(Stored data)

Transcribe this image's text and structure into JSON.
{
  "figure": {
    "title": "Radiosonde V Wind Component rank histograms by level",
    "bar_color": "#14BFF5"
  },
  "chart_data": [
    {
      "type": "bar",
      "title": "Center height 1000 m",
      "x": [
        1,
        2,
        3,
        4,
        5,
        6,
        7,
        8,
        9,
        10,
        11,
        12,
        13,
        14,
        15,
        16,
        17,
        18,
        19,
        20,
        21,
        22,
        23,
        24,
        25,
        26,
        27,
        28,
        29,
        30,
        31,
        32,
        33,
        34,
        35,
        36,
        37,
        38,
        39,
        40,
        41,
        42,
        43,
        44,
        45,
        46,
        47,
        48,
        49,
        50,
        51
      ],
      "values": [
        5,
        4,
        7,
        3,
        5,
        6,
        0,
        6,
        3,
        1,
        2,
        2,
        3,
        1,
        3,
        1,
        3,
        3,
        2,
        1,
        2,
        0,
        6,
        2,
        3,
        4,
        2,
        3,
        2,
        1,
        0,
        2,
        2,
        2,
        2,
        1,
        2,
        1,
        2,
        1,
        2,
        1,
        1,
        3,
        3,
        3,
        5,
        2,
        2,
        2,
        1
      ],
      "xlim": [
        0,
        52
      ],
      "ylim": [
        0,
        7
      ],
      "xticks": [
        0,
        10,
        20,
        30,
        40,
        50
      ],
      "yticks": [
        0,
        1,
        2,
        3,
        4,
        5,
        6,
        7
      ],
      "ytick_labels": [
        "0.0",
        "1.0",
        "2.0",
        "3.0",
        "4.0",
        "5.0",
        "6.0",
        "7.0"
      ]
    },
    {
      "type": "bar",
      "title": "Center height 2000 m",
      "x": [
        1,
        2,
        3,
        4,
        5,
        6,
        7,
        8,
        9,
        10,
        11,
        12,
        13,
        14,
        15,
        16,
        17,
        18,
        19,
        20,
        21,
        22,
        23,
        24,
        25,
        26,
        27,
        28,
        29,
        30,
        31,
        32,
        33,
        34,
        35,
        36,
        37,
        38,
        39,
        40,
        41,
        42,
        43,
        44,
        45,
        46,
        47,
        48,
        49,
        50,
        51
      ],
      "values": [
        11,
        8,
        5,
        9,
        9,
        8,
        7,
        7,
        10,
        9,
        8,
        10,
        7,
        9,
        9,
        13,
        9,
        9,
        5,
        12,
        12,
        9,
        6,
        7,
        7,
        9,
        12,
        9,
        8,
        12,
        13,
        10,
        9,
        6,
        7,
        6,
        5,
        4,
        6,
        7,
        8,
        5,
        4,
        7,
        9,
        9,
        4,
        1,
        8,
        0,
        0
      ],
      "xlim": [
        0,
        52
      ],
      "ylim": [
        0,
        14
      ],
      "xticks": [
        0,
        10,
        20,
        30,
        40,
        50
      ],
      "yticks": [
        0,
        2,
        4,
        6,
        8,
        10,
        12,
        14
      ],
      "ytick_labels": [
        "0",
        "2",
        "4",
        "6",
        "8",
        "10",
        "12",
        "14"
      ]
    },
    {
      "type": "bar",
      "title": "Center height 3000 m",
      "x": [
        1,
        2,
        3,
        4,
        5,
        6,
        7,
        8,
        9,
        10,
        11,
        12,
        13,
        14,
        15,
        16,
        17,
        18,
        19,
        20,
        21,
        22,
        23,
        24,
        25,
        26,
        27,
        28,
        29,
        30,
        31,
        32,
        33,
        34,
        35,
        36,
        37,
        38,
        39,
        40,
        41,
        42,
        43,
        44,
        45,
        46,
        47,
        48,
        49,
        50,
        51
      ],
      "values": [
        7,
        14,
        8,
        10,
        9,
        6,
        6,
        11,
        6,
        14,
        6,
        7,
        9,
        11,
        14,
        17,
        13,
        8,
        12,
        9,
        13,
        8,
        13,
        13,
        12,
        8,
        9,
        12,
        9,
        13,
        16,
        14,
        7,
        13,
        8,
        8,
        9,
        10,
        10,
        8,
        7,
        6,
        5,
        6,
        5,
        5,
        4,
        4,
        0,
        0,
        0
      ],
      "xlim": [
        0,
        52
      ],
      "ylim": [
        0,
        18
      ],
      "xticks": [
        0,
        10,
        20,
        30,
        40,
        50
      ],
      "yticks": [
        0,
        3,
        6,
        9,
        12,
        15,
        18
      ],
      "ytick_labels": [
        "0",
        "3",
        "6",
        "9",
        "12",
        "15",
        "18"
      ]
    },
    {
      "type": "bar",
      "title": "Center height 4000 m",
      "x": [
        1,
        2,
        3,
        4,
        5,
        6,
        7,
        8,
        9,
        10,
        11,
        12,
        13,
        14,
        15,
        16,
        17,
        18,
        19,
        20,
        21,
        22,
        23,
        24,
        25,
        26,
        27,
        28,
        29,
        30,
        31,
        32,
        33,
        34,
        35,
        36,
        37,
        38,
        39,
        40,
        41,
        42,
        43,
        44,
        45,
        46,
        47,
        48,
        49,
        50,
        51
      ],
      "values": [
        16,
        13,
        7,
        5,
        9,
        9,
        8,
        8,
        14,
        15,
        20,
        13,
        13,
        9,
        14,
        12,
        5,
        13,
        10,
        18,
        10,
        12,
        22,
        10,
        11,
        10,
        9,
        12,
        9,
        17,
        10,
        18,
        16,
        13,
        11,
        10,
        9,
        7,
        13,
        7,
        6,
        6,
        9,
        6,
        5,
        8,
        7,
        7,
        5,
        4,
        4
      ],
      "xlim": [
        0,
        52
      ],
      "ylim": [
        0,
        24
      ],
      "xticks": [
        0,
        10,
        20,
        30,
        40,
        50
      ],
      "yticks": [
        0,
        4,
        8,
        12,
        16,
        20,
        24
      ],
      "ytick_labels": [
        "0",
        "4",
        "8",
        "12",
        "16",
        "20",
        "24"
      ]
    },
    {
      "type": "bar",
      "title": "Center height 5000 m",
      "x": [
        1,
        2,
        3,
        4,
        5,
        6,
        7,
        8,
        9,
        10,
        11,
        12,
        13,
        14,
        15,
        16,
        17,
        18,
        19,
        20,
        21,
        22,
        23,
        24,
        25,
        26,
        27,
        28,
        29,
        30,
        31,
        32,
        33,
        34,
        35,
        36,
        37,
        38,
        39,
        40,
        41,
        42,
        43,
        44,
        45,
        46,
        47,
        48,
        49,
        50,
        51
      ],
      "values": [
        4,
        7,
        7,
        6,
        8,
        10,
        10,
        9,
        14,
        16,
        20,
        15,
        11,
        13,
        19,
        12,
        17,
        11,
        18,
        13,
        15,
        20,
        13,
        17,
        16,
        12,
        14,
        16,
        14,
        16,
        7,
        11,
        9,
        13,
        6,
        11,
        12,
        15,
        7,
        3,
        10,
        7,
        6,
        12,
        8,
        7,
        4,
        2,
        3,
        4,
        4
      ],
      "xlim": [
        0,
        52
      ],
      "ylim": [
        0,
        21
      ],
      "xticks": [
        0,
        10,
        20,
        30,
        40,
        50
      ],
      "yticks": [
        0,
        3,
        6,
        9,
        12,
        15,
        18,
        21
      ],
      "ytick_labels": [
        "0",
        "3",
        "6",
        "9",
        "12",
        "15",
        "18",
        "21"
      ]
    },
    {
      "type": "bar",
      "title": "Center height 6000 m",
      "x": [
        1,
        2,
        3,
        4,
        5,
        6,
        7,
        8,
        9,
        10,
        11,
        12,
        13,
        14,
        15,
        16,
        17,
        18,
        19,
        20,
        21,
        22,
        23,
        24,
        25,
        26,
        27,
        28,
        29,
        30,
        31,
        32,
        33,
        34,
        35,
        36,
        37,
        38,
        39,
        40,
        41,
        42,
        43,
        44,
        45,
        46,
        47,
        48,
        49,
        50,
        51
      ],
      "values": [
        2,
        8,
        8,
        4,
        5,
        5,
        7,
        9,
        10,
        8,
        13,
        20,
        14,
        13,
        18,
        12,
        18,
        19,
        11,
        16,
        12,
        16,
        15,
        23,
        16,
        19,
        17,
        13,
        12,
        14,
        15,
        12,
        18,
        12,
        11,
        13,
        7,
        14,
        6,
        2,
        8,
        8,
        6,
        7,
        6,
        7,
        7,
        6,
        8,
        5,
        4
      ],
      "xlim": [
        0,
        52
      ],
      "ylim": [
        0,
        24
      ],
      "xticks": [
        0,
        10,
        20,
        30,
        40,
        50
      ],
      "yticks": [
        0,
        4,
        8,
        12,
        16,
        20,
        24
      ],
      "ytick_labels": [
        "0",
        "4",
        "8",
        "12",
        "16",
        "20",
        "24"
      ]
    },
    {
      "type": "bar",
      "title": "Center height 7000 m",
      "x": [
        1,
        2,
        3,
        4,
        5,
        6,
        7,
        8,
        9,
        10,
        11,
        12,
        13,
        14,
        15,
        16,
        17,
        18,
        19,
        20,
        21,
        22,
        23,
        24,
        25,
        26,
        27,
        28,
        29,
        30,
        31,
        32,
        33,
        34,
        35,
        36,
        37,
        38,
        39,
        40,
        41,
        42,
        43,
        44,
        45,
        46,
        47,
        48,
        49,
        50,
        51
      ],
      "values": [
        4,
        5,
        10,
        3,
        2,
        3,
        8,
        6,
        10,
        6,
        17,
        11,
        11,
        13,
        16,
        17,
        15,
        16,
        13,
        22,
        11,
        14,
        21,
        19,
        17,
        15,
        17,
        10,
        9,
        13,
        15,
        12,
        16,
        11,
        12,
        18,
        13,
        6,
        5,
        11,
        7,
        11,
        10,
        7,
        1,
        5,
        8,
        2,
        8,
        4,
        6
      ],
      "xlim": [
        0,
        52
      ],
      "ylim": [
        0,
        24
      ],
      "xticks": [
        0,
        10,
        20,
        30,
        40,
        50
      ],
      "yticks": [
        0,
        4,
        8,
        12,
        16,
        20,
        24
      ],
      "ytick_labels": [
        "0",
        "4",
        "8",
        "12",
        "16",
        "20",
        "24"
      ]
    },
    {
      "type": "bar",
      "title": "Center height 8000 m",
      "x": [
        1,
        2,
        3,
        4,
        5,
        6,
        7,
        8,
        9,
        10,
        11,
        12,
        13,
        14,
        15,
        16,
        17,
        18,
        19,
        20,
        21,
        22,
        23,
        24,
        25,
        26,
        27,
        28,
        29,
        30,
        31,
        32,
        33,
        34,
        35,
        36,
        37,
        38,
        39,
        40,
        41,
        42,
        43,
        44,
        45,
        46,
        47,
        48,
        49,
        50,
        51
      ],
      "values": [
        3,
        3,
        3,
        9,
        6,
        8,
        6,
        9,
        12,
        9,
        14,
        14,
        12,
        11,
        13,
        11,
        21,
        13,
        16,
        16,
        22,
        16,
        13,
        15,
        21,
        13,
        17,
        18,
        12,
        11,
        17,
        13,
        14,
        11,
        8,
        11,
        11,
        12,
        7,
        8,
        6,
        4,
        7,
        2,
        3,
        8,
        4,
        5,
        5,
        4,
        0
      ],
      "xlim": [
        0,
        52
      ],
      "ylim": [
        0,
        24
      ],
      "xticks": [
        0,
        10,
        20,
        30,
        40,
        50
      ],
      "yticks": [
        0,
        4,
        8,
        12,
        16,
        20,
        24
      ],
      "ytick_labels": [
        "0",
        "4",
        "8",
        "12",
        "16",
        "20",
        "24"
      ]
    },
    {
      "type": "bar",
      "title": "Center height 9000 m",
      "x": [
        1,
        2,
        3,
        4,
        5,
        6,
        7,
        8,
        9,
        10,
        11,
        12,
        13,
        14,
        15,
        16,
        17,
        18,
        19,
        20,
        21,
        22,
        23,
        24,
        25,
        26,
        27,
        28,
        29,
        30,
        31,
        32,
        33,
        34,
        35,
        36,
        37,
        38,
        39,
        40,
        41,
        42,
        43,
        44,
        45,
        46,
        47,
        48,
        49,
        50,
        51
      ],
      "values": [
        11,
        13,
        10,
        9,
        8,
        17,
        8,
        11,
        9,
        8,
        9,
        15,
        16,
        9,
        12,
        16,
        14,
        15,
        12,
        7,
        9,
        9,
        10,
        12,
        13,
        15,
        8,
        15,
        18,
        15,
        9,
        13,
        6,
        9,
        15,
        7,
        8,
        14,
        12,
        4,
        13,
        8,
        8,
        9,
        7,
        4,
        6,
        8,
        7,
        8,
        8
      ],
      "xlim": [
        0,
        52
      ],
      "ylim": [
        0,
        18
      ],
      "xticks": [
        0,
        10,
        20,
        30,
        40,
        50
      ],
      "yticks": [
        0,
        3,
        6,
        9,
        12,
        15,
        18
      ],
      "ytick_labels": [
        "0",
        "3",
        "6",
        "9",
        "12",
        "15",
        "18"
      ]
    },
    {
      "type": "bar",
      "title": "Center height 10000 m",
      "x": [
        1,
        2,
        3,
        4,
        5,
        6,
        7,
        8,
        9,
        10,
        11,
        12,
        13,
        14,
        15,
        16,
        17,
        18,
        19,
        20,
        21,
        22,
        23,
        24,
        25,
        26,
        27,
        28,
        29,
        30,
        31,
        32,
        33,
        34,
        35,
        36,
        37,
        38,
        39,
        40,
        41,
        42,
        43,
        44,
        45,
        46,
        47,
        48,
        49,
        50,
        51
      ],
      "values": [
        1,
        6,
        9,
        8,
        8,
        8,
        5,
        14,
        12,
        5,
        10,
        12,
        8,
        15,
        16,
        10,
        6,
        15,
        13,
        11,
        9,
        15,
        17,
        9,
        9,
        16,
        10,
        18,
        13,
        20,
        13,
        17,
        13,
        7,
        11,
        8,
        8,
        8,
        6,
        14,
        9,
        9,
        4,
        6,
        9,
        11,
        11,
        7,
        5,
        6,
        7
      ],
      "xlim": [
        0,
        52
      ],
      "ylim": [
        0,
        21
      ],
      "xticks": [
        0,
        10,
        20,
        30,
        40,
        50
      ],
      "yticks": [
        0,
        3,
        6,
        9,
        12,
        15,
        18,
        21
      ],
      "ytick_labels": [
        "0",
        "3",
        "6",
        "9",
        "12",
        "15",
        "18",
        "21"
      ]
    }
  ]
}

- SHORT EXERCISE -
Give only the number of lines in the entries above that hold the string "title".

- EXPECTED ANSWER -
11